Extracted records:
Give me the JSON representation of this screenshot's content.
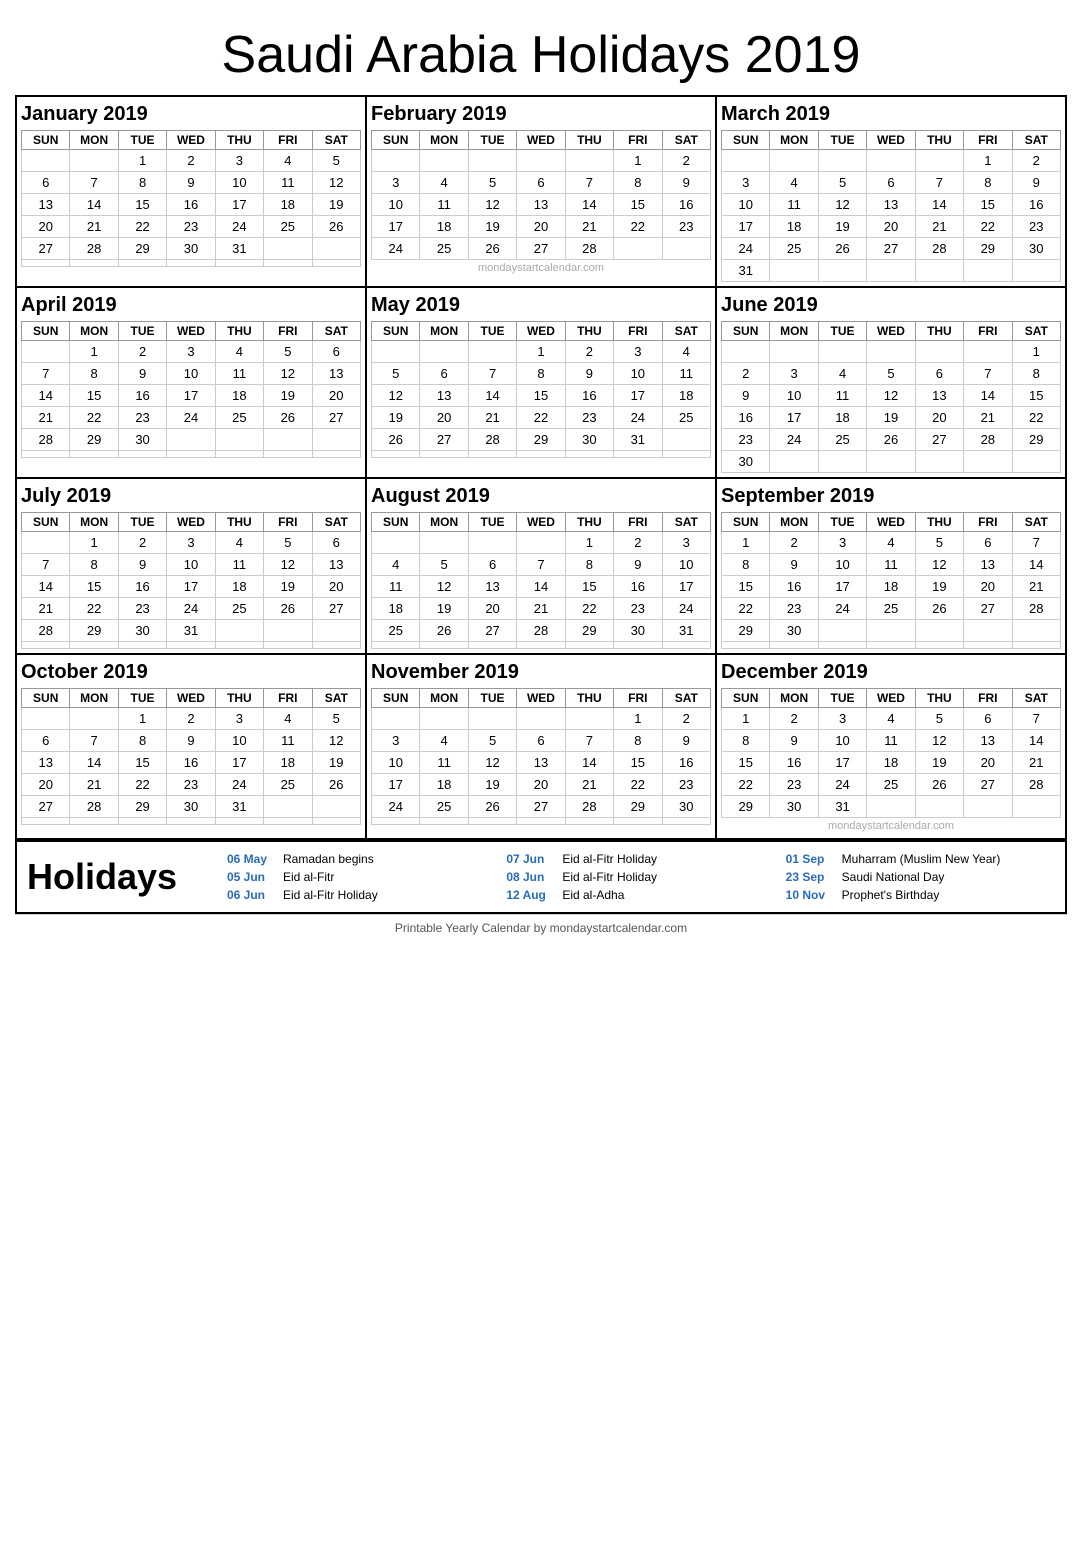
{
  "title": "Saudi Arabia Holidays 2019",
  "months": [
    {
      "name": "January 2019",
      "days_header": [
        "SUN",
        "MON",
        "TUE",
        "WED",
        "THU",
        "FRI",
        "SAT"
      ],
      "weeks": [
        [
          "",
          "",
          "1",
          "2",
          "3",
          "4",
          "5"
        ],
        [
          "6",
          "7",
          "8",
          "9",
          "10",
          "11",
          "12"
        ],
        [
          "13",
          "14",
          "15",
          "16",
          "17",
          "18",
          "19"
        ],
        [
          "20",
          "21",
          "22",
          "23",
          "24",
          "25",
          "26"
        ],
        [
          "27",
          "28",
          "29",
          "30",
          "31",
          "",
          ""
        ],
        [
          "",
          "",
          "",
          "",
          "",
          "",
          ""
        ]
      ],
      "watermark": ""
    },
    {
      "name": "February 2019",
      "days_header": [
        "SUN",
        "MON",
        "TUE",
        "WED",
        "THU",
        "FRI",
        "SAT"
      ],
      "weeks": [
        [
          "",
          "",
          "",
          "",
          "",
          "1",
          "2"
        ],
        [
          "3",
          "4",
          "5",
          "6",
          "7",
          "8",
          "9"
        ],
        [
          "10",
          "11",
          "12",
          "13",
          "14",
          "15",
          "16"
        ],
        [
          "17",
          "18",
          "19",
          "20",
          "21",
          "22",
          "23"
        ],
        [
          "24",
          "25",
          "26",
          "27",
          "28",
          "",
          ""
        ],
        [
          "",
          "",
          "",
          "",
          "",
          "",
          ""
        ]
      ],
      "watermark": "mondaystartcalendar.com"
    },
    {
      "name": "March 2019",
      "days_header": [
        "SUN",
        "MON",
        "TUE",
        "WED",
        "THU",
        "FRI",
        "SAT"
      ],
      "weeks": [
        [
          "",
          "",
          "",
          "",
          "",
          "1",
          "2"
        ],
        [
          "3",
          "4",
          "5",
          "6",
          "7",
          "8",
          "9"
        ],
        [
          "10",
          "11",
          "12",
          "13",
          "14",
          "15",
          "16"
        ],
        [
          "17",
          "18",
          "19",
          "20",
          "21",
          "22",
          "23"
        ],
        [
          "24",
          "25",
          "26",
          "27",
          "28",
          "29",
          "30"
        ],
        [
          "31",
          "",
          "",
          "",
          "",
          "",
          ""
        ]
      ],
      "watermark": ""
    },
    {
      "name": "April 2019",
      "days_header": [
        "SUN",
        "MON",
        "TUE",
        "WED",
        "THU",
        "FRI",
        "SAT"
      ],
      "weeks": [
        [
          "",
          "1",
          "2",
          "3",
          "4",
          "5",
          "6"
        ],
        [
          "7",
          "8",
          "9",
          "10",
          "11",
          "12",
          "13"
        ],
        [
          "14",
          "15",
          "16",
          "17",
          "18",
          "19",
          "20"
        ],
        [
          "21",
          "22",
          "23",
          "24",
          "25",
          "26",
          "27"
        ],
        [
          "28",
          "29",
          "30",
          "",
          "",
          "",
          ""
        ],
        [
          "",
          "",
          "",
          "",
          "",
          "",
          ""
        ]
      ],
      "watermark": ""
    },
    {
      "name": "May 2019",
      "days_header": [
        "SUN",
        "MON",
        "TUE",
        "WED",
        "THU",
        "FRI",
        "SAT"
      ],
      "weeks": [
        [
          "",
          "",
          "",
          "1",
          "2",
          "3",
          "4"
        ],
        [
          "5",
          "6",
          "7",
          "8",
          "9",
          "10",
          "11"
        ],
        [
          "12",
          "13",
          "14",
          "15",
          "16",
          "17",
          "18"
        ],
        [
          "19",
          "20",
          "21",
          "22",
          "23",
          "24",
          "25"
        ],
        [
          "26",
          "27",
          "28",
          "29",
          "30",
          "31",
          ""
        ],
        [
          "",
          "",
          "",
          "",
          "",
          "",
          ""
        ]
      ],
      "watermark": ""
    },
    {
      "name": "June 2019",
      "days_header": [
        "SUN",
        "MON",
        "TUE",
        "WED",
        "THU",
        "FRI",
        "SAT"
      ],
      "weeks": [
        [
          "",
          "",
          "",
          "",
          "",
          "",
          "1"
        ],
        [
          "2",
          "3",
          "4",
          "5",
          "6",
          "7",
          "8"
        ],
        [
          "9",
          "10",
          "11",
          "12",
          "13",
          "14",
          "15"
        ],
        [
          "16",
          "17",
          "18",
          "19",
          "20",
          "21",
          "22"
        ],
        [
          "23",
          "24",
          "25",
          "26",
          "27",
          "28",
          "29"
        ],
        [
          "30",
          "",
          "",
          "",
          "",
          "",
          ""
        ]
      ],
      "watermark": ""
    },
    {
      "name": "July 2019",
      "days_header": [
        "SUN",
        "MON",
        "TUE",
        "WED",
        "THU",
        "FRI",
        "SAT"
      ],
      "weeks": [
        [
          "",
          "1",
          "2",
          "3",
          "4",
          "5",
          "6"
        ],
        [
          "7",
          "8",
          "9",
          "10",
          "11",
          "12",
          "13"
        ],
        [
          "14",
          "15",
          "16",
          "17",
          "18",
          "19",
          "20"
        ],
        [
          "21",
          "22",
          "23",
          "24",
          "25",
          "26",
          "27"
        ],
        [
          "28",
          "29",
          "30",
          "31",
          "",
          "",
          ""
        ],
        [
          "",
          "",
          "",
          "",
          "",
          "",
          ""
        ]
      ],
      "watermark": ""
    },
    {
      "name": "August 2019",
      "days_header": [
        "SUN",
        "MON",
        "TUE",
        "WED",
        "THU",
        "FRI",
        "SAT"
      ],
      "weeks": [
        [
          "",
          "",
          "",
          "",
          "1",
          "2",
          "3"
        ],
        [
          "4",
          "5",
          "6",
          "7",
          "8",
          "9",
          "10"
        ],
        [
          "11",
          "12",
          "13",
          "14",
          "15",
          "16",
          "17"
        ],
        [
          "18",
          "19",
          "20",
          "21",
          "22",
          "23",
          "24"
        ],
        [
          "25",
          "26",
          "27",
          "28",
          "29",
          "30",
          "31"
        ],
        [
          "",
          "",
          "",
          "",
          "",
          "",
          ""
        ]
      ],
      "watermark": ""
    },
    {
      "name": "September 2019",
      "days_header": [
        "SUN",
        "MON",
        "TUE",
        "WED",
        "THU",
        "FRI",
        "SAT"
      ],
      "weeks": [
        [
          "1",
          "2",
          "3",
          "4",
          "5",
          "6",
          "7"
        ],
        [
          "8",
          "9",
          "10",
          "11",
          "12",
          "13",
          "14"
        ],
        [
          "15",
          "16",
          "17",
          "18",
          "19",
          "20",
          "21"
        ],
        [
          "22",
          "23",
          "24",
          "25",
          "26",
          "27",
          "28"
        ],
        [
          "29",
          "30",
          "",
          "",
          "",
          "",
          ""
        ],
        [
          "",
          "",
          "",
          "",
          "",
          "",
          ""
        ]
      ],
      "watermark": ""
    },
    {
      "name": "October 2019",
      "days_header": [
        "SUN",
        "MON",
        "TUE",
        "WED",
        "THU",
        "FRI",
        "SAT"
      ],
      "weeks": [
        [
          "",
          "",
          "1",
          "2",
          "3",
          "4",
          "5"
        ],
        [
          "6",
          "7",
          "8",
          "9",
          "10",
          "11",
          "12"
        ],
        [
          "13",
          "14",
          "15",
          "16",
          "17",
          "18",
          "19"
        ],
        [
          "20",
          "21",
          "22",
          "23",
          "24",
          "25",
          "26"
        ],
        [
          "27",
          "28",
          "29",
          "30",
          "31",
          "",
          ""
        ],
        [
          "",
          "",
          "",
          "",
          "",
          "",
          ""
        ]
      ],
      "watermark": ""
    },
    {
      "name": "November 2019",
      "days_header": [
        "SUN",
        "MON",
        "TUE",
        "WED",
        "THU",
        "FRI",
        "SAT"
      ],
      "weeks": [
        [
          "",
          "",
          "",
          "",
          "",
          "1",
          "2"
        ],
        [
          "3",
          "4",
          "5",
          "6",
          "7",
          "8",
          "9"
        ],
        [
          "10",
          "11",
          "12",
          "13",
          "14",
          "15",
          "16"
        ],
        [
          "17",
          "18",
          "19",
          "20",
          "21",
          "22",
          "23"
        ],
        [
          "24",
          "25",
          "26",
          "27",
          "28",
          "29",
          "30"
        ],
        [
          "",
          "",
          "",
          "",
          "",
          "",
          ""
        ]
      ],
      "watermark": ""
    },
    {
      "name": "December 2019",
      "days_header": [
        "SUN",
        "MON",
        "TUE",
        "WED",
        "THU",
        "FRI",
        "SAT"
      ],
      "weeks": [
        [
          "1",
          "2",
          "3",
          "4",
          "5",
          "6",
          "7"
        ],
        [
          "8",
          "9",
          "10",
          "11",
          "12",
          "13",
          "14"
        ],
        [
          "15",
          "16",
          "17",
          "18",
          "19",
          "20",
          "21"
        ],
        [
          "22",
          "23",
          "24",
          "25",
          "26",
          "27",
          "28"
        ],
        [
          "29",
          "30",
          "31",
          "",
          "",
          "",
          ""
        ],
        [
          "",
          "",
          "",
          "",
          "",
          "",
          ""
        ]
      ],
      "watermark": "mondaystartcalendar.com"
    }
  ],
  "holidays_title": "Holidays",
  "holidays": [
    {
      "date": "06 May",
      "name": "Ramadan begins"
    },
    {
      "date": "07 Jun",
      "name": "Eid al-Fitr Holiday"
    },
    {
      "date": "01 Sep",
      "name": "Muharram (Muslim New Year)"
    },
    {
      "date": "05 Jun",
      "name": "Eid al-Fitr"
    },
    {
      "date": "08 Jun",
      "name": "Eid al-Fitr Holiday"
    },
    {
      "date": "23 Sep",
      "name": "Saudi National Day"
    },
    {
      "date": "06 Jun",
      "name": "Eid al-Fitr Holiday"
    },
    {
      "date": "12 Aug",
      "name": "Eid al-Adha"
    },
    {
      "date": "10 Nov",
      "name": "Prophet's Birthday"
    }
  ],
  "footer": "Printable Yearly Calendar by mondaystartcalendar.com"
}
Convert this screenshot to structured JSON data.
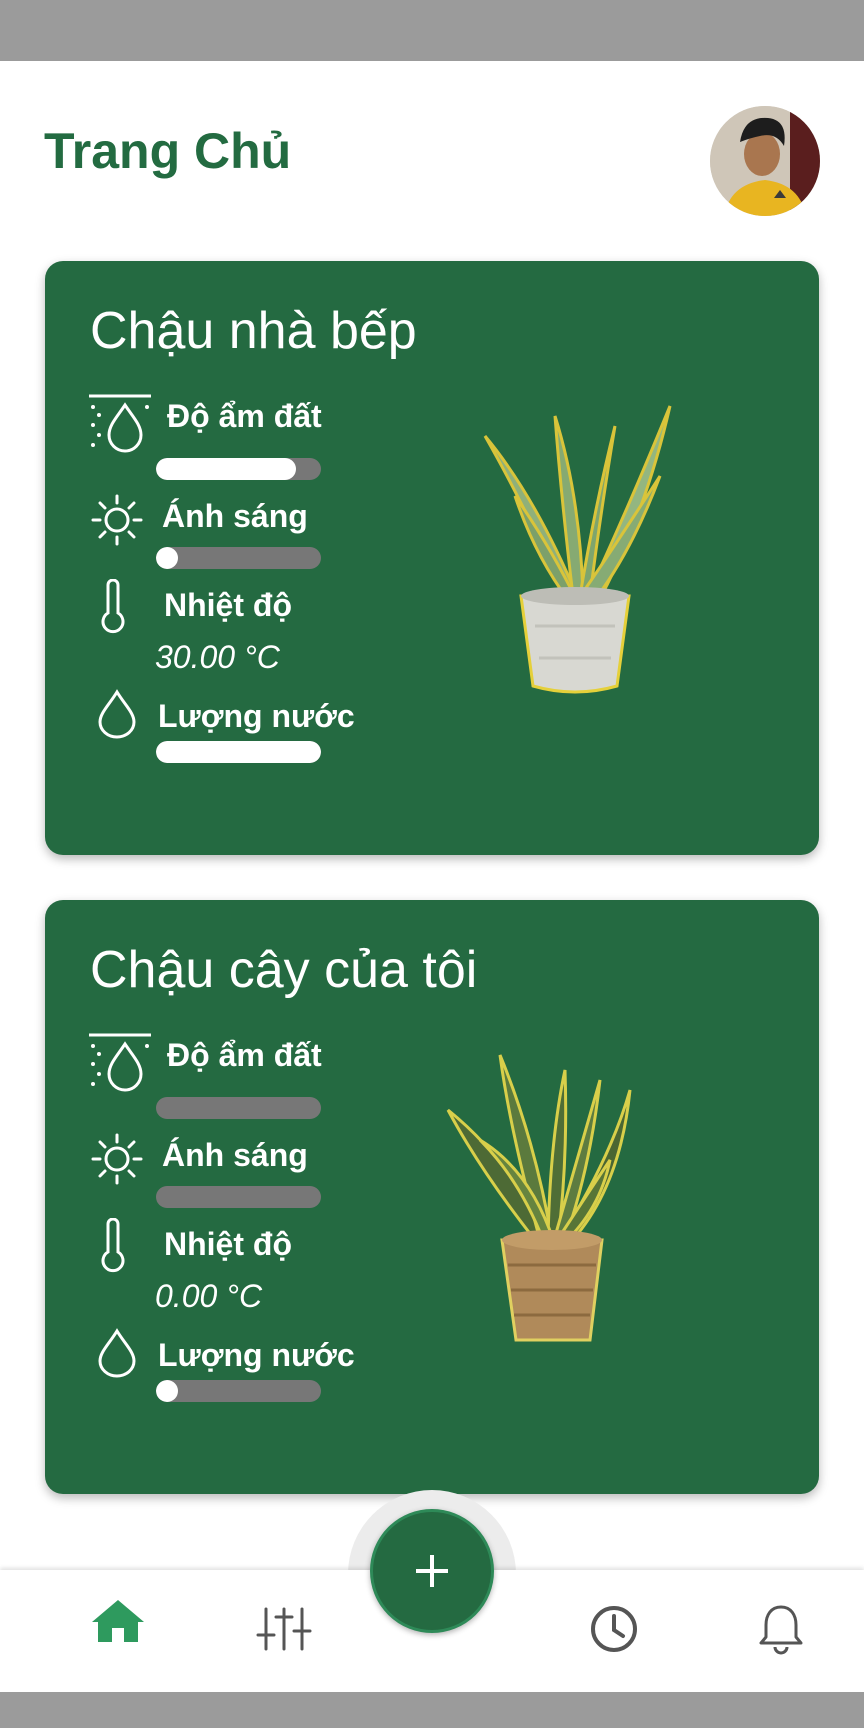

• _Goal_
Return every line in the listing that contains the word "JSON".

• _Correct result_
Give me the JSON representation of this screenshot's content.
Convert this screenshot to structured JSON data.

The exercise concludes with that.